● **Data for processing**
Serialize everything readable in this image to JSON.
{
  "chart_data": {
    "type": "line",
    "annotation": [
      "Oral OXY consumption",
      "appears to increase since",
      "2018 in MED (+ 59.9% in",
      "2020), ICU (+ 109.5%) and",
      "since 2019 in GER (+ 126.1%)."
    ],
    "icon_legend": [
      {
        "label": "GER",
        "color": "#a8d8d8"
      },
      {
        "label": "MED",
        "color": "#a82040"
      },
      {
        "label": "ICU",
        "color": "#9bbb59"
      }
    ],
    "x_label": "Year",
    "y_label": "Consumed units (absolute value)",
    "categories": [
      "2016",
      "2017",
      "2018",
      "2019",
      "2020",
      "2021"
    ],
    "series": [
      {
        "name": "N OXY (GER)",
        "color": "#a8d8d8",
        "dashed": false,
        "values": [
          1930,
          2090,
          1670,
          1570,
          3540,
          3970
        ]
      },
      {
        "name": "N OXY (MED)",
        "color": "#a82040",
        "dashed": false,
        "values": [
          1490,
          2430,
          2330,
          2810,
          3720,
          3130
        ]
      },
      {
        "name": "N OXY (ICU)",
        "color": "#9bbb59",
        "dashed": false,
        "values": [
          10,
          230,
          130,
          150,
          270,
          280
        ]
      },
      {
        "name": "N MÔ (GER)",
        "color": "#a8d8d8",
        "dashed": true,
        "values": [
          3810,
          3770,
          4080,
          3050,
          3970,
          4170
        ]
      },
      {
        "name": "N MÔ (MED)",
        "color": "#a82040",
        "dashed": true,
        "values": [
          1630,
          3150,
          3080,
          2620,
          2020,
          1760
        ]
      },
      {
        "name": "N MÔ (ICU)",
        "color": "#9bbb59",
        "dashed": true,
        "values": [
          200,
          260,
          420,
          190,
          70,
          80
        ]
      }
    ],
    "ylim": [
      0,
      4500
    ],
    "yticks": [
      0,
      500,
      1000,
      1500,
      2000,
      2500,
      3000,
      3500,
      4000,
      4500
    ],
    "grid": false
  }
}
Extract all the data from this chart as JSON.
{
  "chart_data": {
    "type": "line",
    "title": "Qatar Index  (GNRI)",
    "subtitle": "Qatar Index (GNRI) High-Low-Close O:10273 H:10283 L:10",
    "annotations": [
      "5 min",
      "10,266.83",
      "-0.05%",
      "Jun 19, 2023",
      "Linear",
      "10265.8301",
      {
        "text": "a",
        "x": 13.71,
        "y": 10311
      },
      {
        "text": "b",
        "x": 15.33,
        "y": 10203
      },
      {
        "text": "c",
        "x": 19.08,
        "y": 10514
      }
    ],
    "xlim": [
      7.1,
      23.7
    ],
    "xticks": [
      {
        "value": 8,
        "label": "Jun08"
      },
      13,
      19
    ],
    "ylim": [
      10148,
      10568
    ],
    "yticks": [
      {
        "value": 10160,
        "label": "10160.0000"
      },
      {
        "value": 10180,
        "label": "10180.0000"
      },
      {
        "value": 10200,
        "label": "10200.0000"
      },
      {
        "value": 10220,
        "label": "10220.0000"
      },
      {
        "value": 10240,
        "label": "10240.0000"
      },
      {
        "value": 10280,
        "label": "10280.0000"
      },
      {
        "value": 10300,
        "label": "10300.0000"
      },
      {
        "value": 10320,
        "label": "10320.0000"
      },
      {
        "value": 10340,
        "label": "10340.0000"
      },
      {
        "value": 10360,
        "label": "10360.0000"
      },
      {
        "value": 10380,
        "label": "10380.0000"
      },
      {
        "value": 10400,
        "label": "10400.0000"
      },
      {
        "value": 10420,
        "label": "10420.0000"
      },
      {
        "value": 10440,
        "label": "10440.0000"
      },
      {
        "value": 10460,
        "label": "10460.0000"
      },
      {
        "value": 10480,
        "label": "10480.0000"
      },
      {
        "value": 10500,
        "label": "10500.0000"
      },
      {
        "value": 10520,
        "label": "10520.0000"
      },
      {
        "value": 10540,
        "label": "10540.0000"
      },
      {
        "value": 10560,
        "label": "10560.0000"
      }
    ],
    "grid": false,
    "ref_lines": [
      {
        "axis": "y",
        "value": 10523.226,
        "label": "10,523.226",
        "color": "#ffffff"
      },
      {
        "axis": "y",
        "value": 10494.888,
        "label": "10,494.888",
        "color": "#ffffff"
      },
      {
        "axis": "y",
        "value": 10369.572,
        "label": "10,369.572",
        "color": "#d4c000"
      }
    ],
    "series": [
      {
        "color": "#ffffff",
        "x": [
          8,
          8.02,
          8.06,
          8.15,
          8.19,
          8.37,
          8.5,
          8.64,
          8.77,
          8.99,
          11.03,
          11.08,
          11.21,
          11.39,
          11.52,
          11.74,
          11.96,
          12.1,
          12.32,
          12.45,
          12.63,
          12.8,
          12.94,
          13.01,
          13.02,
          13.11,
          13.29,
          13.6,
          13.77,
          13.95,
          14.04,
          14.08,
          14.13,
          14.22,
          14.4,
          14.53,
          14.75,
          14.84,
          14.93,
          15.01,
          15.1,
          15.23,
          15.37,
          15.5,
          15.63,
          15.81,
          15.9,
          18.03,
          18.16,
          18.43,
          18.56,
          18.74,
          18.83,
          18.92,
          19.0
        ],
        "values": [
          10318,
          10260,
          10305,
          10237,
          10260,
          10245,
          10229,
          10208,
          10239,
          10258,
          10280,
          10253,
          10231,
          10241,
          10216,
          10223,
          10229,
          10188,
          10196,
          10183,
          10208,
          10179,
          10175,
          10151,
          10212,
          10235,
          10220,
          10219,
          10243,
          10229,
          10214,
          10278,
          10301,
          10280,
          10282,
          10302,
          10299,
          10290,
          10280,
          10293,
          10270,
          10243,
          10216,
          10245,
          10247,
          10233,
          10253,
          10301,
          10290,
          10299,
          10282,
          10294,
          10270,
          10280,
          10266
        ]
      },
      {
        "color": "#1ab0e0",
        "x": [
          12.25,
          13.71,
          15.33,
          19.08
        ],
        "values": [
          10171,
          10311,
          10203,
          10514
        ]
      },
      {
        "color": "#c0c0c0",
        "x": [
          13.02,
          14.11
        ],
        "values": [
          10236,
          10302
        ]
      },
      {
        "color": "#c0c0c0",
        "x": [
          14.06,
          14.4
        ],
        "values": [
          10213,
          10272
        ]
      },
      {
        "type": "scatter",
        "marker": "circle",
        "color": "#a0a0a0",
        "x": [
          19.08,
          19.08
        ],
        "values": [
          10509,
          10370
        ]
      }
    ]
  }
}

● **Exercise requirements**
Filter the listing above for the string "JSON" and copy every matching line.

● **Exercise response**
Serialize everything readable in this image to JSON.
Extract all the data from this chart as JSON.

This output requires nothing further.